◆ GIVEN TASK: Return every line of the data below that includes the string "type".

•••

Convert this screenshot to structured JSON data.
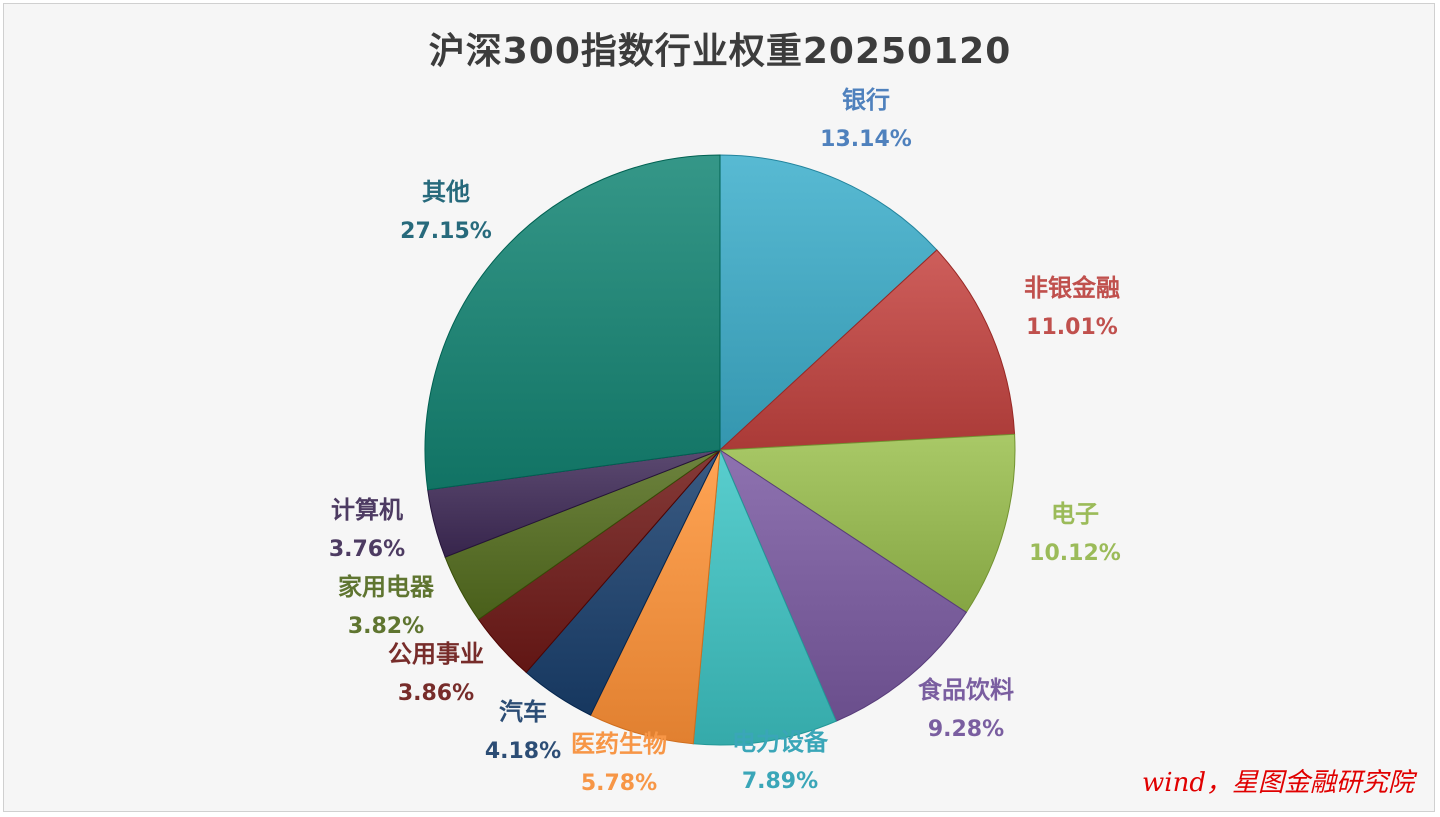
{
  "chart_data": {
    "type": "pie",
    "title": "沪深300指数行业权重20250120",
    "unit": "%",
    "slices": [
      {
        "label": "银行",
        "value": 13.14,
        "pct_text": "13.14%",
        "color": "#4aacc5",
        "label_color": "#4f81bd"
      },
      {
        "label": "非银金融",
        "value": 11.01,
        "pct_text": "11.01%",
        "color": "#c0504d",
        "label_color": "#c0504d"
      },
      {
        "label": "电子",
        "value": 10.12,
        "pct_text": "10.12%",
        "color": "#9bbb59",
        "label_color": "#9bbb59"
      },
      {
        "label": "食品饮料",
        "value": 9.28,
        "pct_text": "9.28%",
        "color": "#8064a2",
        "label_color": "#7a5ea0"
      },
      {
        "label": "电力设备",
        "value": 7.89,
        "pct_text": "7.89%",
        "color": "#4bc0c0",
        "label_color": "#3aa6b8"
      },
      {
        "label": "医药生物",
        "value": 5.78,
        "pct_text": "5.78%",
        "color": "#f79646",
        "label_color": "#f79646"
      },
      {
        "label": "汽车",
        "value": 4.18,
        "pct_text": "4.18%",
        "color": "#2c4d75",
        "label_color": "#2c4d75"
      },
      {
        "label": "公用事业",
        "value": 3.86,
        "pct_text": "3.86%",
        "color": "#772c2a",
        "label_color": "#772c2a"
      },
      {
        "label": "家用电器",
        "value": 3.82,
        "pct_text": "3.82%",
        "color": "#5f7530",
        "label_color": "#5f7530"
      },
      {
        "label": "计算机",
        "value": 3.76,
        "pct_text": "3.76%",
        "color": "#4d3b62",
        "label_color": "#4d3b62"
      },
      {
        "label": "其他",
        "value": 27.15,
        "pct_text": "27.15%",
        "color": "#27897a",
        "label_color": "#276a7c"
      }
    ]
  },
  "source": "wind，星图金融研究院"
}
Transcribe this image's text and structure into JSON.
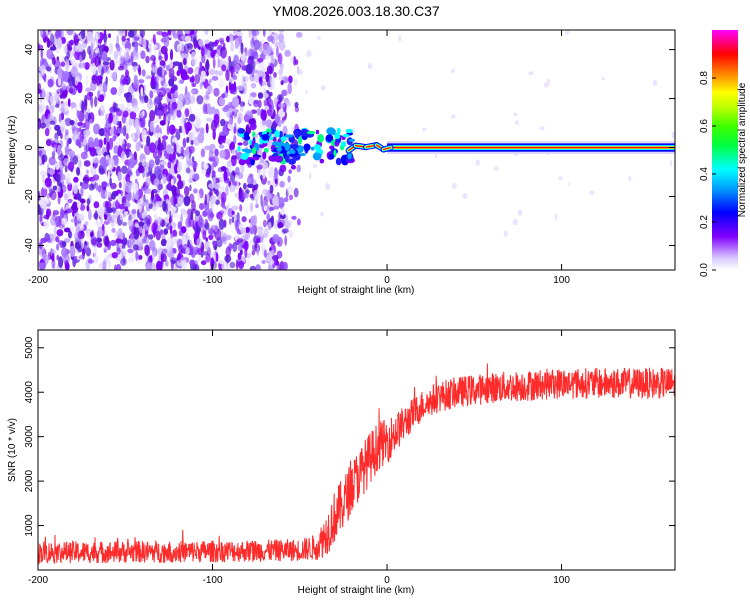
{
  "chart_data": [
    {
      "type": "heatmap",
      "title": "YM08.2026.003.18.30.C37",
      "xlabel": "Height of straight line (km)",
      "ylabel": "Frequency (Hz)",
      "xlim": [
        -200,
        165
      ],
      "ylim": [
        -50,
        48
      ],
      "xticks": [
        -200,
        -100,
        0,
        100
      ],
      "yticks": [
        -40,
        -20,
        0,
        20,
        40
      ],
      "colorbar": {
        "label": "Normalized spectral amplitude",
        "range": [
          0,
          1
        ],
        "ticks": [
          0.0,
          0.2,
          0.4,
          0.6,
          0.8
        ],
        "colors": [
          "#e8e8ff",
          "#7b00ff",
          "#0000ff",
          "#00b0ff",
          "#00ffff",
          "#00ff40",
          "#00ff00",
          "#c0ff00",
          "#ffff00",
          "#ff8000",
          "#ff0000",
          "#ff0080",
          "#ff00ff"
        ]
      },
      "regions": [
        {
          "name": "broadband noise",
          "x": [
            -200,
            -50
          ],
          "freq": [
            -50,
            48
          ],
          "amplitude": 0.05
        },
        {
          "name": "transition clusters",
          "x": [
            -85,
            -20
          ],
          "freq": [
            -6,
            7
          ],
          "amplitude": 0.3
        },
        {
          "name": "narrowband tone",
          "x": [
            -20,
            165
          ],
          "freq": [
            -1,
            1
          ],
          "amplitude": 0.95
        }
      ]
    },
    {
      "type": "line",
      "title": "",
      "xlabel": "Height of straight line (km)",
      "ylabel": "SNR (10 * v/v)",
      "xlim": [
        -200,
        165
      ],
      "ylim": [
        0,
        5400
      ],
      "xticks": [
        -200,
        -100,
        0,
        100
      ],
      "yticks": [
        1000,
        2000,
        3000,
        4000,
        5000
      ],
      "color": "#ff2a2a",
      "series": [
        {
          "name": "SNR",
          "x": [
            -200,
            -180,
            -160,
            -140,
            -120,
            -100,
            -80,
            -60,
            -50,
            -40,
            -35,
            -30,
            -25,
            -20,
            -15,
            -10,
            -5,
            0,
            5,
            10,
            15,
            20,
            25,
            30,
            40,
            50,
            60,
            80,
            100,
            120,
            140,
            165
          ],
          "y": [
            400,
            400,
            400,
            410,
            410,
            420,
            430,
            440,
            450,
            520,
            800,
            1200,
            1500,
            1900,
            2200,
            2500,
            2800,
            2900,
            3100,
            3300,
            3500,
            3700,
            3800,
            3900,
            4000,
            4050,
            4100,
            4150,
            4200,
            4200,
            4200,
            4200
          ],
          "noise": [
            250,
            250,
            250,
            250,
            250,
            250,
            250,
            250,
            250,
            300,
            500,
            600,
            600,
            600,
            600,
            600,
            550,
            500,
            450,
            400,
            380,
            350,
            350,
            350,
            350,
            350,
            350,
            350,
            350,
            350,
            350,
            350
          ]
        }
      ]
    }
  ]
}
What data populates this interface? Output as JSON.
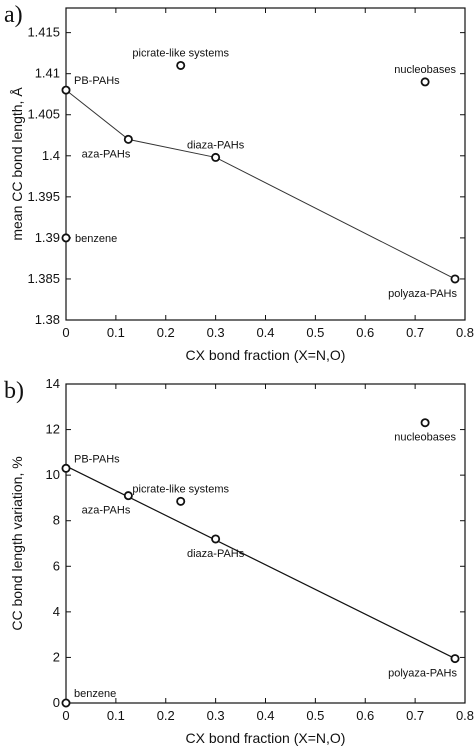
{
  "chart_data": [
    {
      "panel_label": "a)",
      "type": "scatter",
      "xlabel": "CX bond fraction (X=N,O)",
      "ylabel": "mean CC bond length, Å",
      "xlim": [
        0,
        0.8
      ],
      "ylim": [
        1.38,
        1.418
      ],
      "xticks": [
        0,
        0.1,
        0.2,
        0.3,
        0.4,
        0.5,
        0.6,
        0.7,
        0.8
      ],
      "xtick_labels": [
        "0",
        "0.1",
        "0.2",
        "0.3",
        "0.4",
        "0.5",
        "0.6",
        "0.7",
        "0.8"
      ],
      "yticks": [
        1.38,
        1.385,
        1.39,
        1.395,
        1.4,
        1.405,
        1.41,
        1.415
      ],
      "ytick_labels": [
        "1.38",
        "1.385",
        "1.39",
        "1.395",
        "1.4",
        "1.405",
        "1.41",
        "1.415"
      ],
      "grid": false,
      "points": [
        {
          "label": "PB-PAHs",
          "x": 0.0,
          "y": 1.408,
          "label_pos": "right-above"
        },
        {
          "label": "aza-PAHs",
          "x": 0.125,
          "y": 1.402,
          "label_pos": "below-left"
        },
        {
          "label": "diaza-PAHs",
          "x": 0.3,
          "y": 1.3998,
          "label_pos": "above"
        },
        {
          "label": "polyaza-PAHs",
          "x": 0.78,
          "y": 1.385,
          "label_pos": "below-left"
        },
        {
          "label": "picrate-like systems",
          "x": 0.23,
          "y": 1.411,
          "label_pos": "above"
        },
        {
          "label": "nucleobases",
          "x": 0.72,
          "y": 1.409,
          "label_pos": "above"
        },
        {
          "label": "benzene",
          "x": 0.0,
          "y": 1.39,
          "label_pos": "right"
        }
      ],
      "line_series": {
        "x": [
          0.0,
          0.125,
          0.3,
          0.78
        ],
        "y": [
          1.408,
          1.402,
          1.3998,
          1.385
        ]
      }
    },
    {
      "panel_label": "b)",
      "type": "scatter",
      "xlabel": "CX bond fraction (X=N,O)",
      "ylabel": "CC bond length variation, %",
      "xlim": [
        0,
        0.8
      ],
      "ylim": [
        0,
        14
      ],
      "xticks": [
        0,
        0.1,
        0.2,
        0.3,
        0.4,
        0.5,
        0.6,
        0.7,
        0.8
      ],
      "xtick_labels": [
        "0",
        "0.1",
        "0.2",
        "0.3",
        "0.4",
        "0.5",
        "0.6",
        "0.7",
        "0.8"
      ],
      "yticks": [
        0,
        2,
        4,
        6,
        8,
        10,
        12,
        14
      ],
      "ytick_labels": [
        "0",
        "2",
        "4",
        "6",
        "8",
        "10",
        "12",
        "14"
      ],
      "grid": false,
      "points": [
        {
          "label": "PB-PAHs",
          "x": 0.0,
          "y": 10.3,
          "label_pos": "right-above"
        },
        {
          "label": "aza-PAHs",
          "x": 0.125,
          "y": 9.1,
          "label_pos": "below-left"
        },
        {
          "label": "picrate-like systems",
          "x": 0.23,
          "y": 8.85,
          "label_pos": "above"
        },
        {
          "label": "diaza-PAHs",
          "x": 0.3,
          "y": 7.2,
          "label_pos": "below"
        },
        {
          "label": "nucleobases",
          "x": 0.72,
          "y": 12.3,
          "label_pos": "below"
        },
        {
          "label": "polyaza-PAHs",
          "x": 0.78,
          "y": 1.95,
          "label_pos": "below-left"
        },
        {
          "label": "benzene",
          "x": 0.0,
          "y": 0.0,
          "label_pos": "right-above"
        }
      ],
      "fit_line": {
        "x": [
          0.0,
          0.78
        ],
        "y": [
          10.4,
          1.95
        ]
      }
    }
  ]
}
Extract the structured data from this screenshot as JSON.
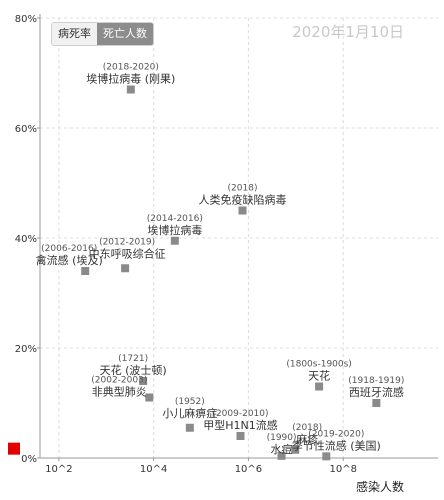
{
  "controls": {
    "tab_case_fatality": "病死率",
    "tab_deaths": "死亡人数",
    "selected": "死亡人数"
  },
  "date_label": "2020年1月10日",
  "chart_data": {
    "type": "scatter",
    "xlabel": "感染人数",
    "ylabel": "",
    "xscale": "log",
    "xlim": [
      40,
      10000000000
    ],
    "ylim": [
      0,
      0.8
    ],
    "x_ticks": [
      {
        "value": 100,
        "label": "10^2"
      },
      {
        "value": 10000,
        "label": "10^4"
      },
      {
        "value": 1000000,
        "label": "10^6"
      },
      {
        "value": 100000000,
        "label": "10^8"
      }
    ],
    "y_ticks": [
      {
        "value": 0,
        "label": "0%"
      },
      {
        "value": 0.2,
        "label": "20%"
      },
      {
        "value": 0.4,
        "label": "40%"
      },
      {
        "value": 0.6,
        "label": "60%"
      },
      {
        "value": 0.8,
        "label": "80%"
      }
    ],
    "grid": true,
    "colors": {
      "points": "#8a8a8a",
      "highlight": "#e00000",
      "grid": "#dddddd"
    },
    "highlight_point": {
      "x": 41,
      "y": 0.017
    },
    "points": [
      {
        "name": "埃博拉病毒 (刚果)",
        "years": "(2018-2020)",
        "x": 3300,
        "y": 0.67
      },
      {
        "name": "人类免疫缺陷病毒",
        "years": "(2018)",
        "x": 750000,
        "y": 0.45
      },
      {
        "name": "埃博拉病毒",
        "years": "(2014-2016)",
        "x": 28000,
        "y": 0.395
      },
      {
        "name": "中东呼吸综合征",
        "years": "(2012-2019)",
        "x": 2500,
        "y": 0.345
      },
      {
        "name": "禽流感 (埃及)",
        "years": "(2006-2016)",
        "x": 360,
        "y": 0.34
      },
      {
        "name": "天花 (波士顿)",
        "years": "(1721)",
        "x": 6000,
        "y": 0.14
      },
      {
        "name": "非典型肺炎",
        "years": "(2002-2003)",
        "x": 8100,
        "y": 0.11
      },
      {
        "name": "小儿麻痹症",
        "years": "(1952)",
        "x": 58000,
        "y": 0.055
      },
      {
        "name": "甲型H1N1流感",
        "years": "(2009-2010)",
        "x": 680000,
        "y": 0.04
      },
      {
        "name": "天花",
        "years": "(1800s-1900s)",
        "x": 31000000,
        "y": 0.13
      },
      {
        "name": "西班牙流感",
        "years": "(1918-1919)",
        "x": 500000000,
        "y": 0.1
      },
      {
        "name": "麻疹",
        "years": "(2018)",
        "x": 9700000,
        "y": 0.015
      },
      {
        "name": "水痘",
        "years": "(1990)",
        "x": 5000000,
        "y": 0.004
      },
      {
        "name": "季节性流感 (美国)",
        "years": "(2019-2020)",
        "x": 44000000,
        "y": 0.003
      }
    ]
  }
}
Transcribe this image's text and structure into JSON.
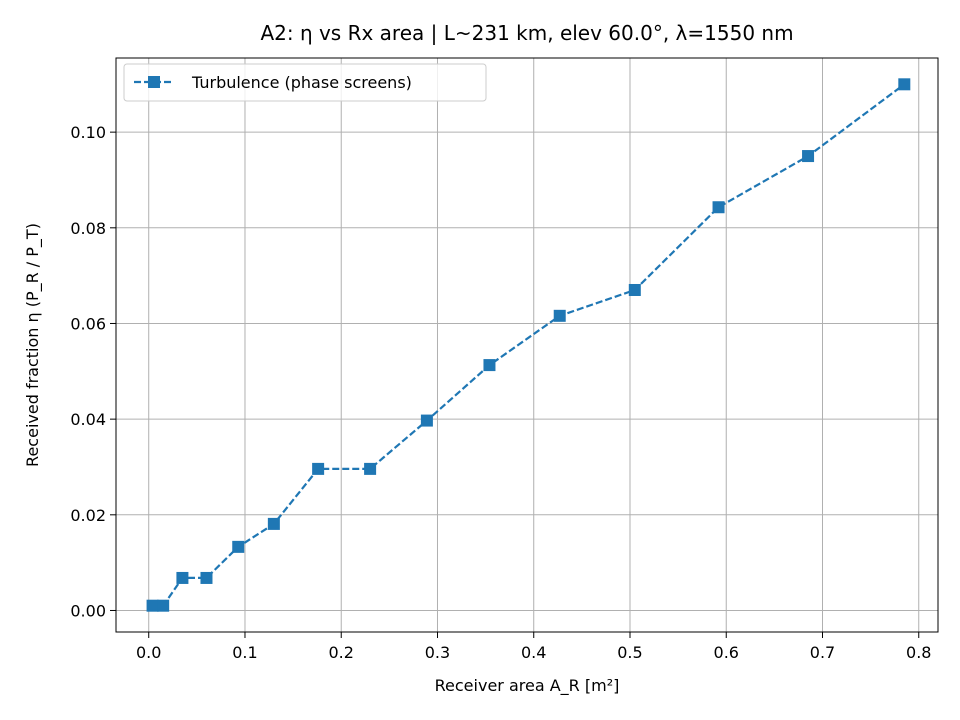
{
  "chart_data": {
    "type": "line",
    "title": "A2: η vs Rx area  |  L~231 km, elev 60.0°, λ=1550 nm",
    "xlabel": "Receiver area A_R [m²]",
    "ylabel": "Received fraction η (P_R / P_T)",
    "xlim": [
      -0.034,
      0.82
    ],
    "ylim": [
      -0.0045,
      0.1155
    ],
    "xticks": [
      0.0,
      0.1,
      0.2,
      0.3,
      0.4,
      0.5,
      0.6,
      0.7,
      0.8
    ],
    "xtick_labels": [
      "0.0",
      "0.1",
      "0.2",
      "0.3",
      "0.4",
      "0.5",
      "0.6",
      "0.7",
      "0.8"
    ],
    "yticks": [
      0.0,
      0.02,
      0.04,
      0.06,
      0.08,
      0.1
    ],
    "ytick_labels": [
      "0.00",
      "0.02",
      "0.04",
      "0.06",
      "0.08",
      "0.10"
    ],
    "grid": true,
    "legend_position": "top-left",
    "series": [
      {
        "name": "Turbulence (phase screens)",
        "color": "#1f77b4",
        "line_style": "dashed",
        "marker": "square",
        "x": [
          0.004,
          0.015,
          0.035,
          0.06,
          0.093,
          0.13,
          0.176,
          0.23,
          0.289,
          0.354,
          0.427,
          0.505,
          0.592,
          0.685,
          0.785
        ],
        "y": [
          0.001,
          0.001,
          0.0068,
          0.0068,
          0.0133,
          0.0181,
          0.0296,
          0.0296,
          0.0397,
          0.0513,
          0.0616,
          0.067,
          0.0843,
          0.095,
          0.11
        ]
      }
    ]
  }
}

•••

◆ EXPECTED ANSWER:
    "type": "pie",
      "type": "heatmap",
      "type": "line",
      "type": "scatter",
      "type": "scatter",
    "type": "scatter",
    "type": "line",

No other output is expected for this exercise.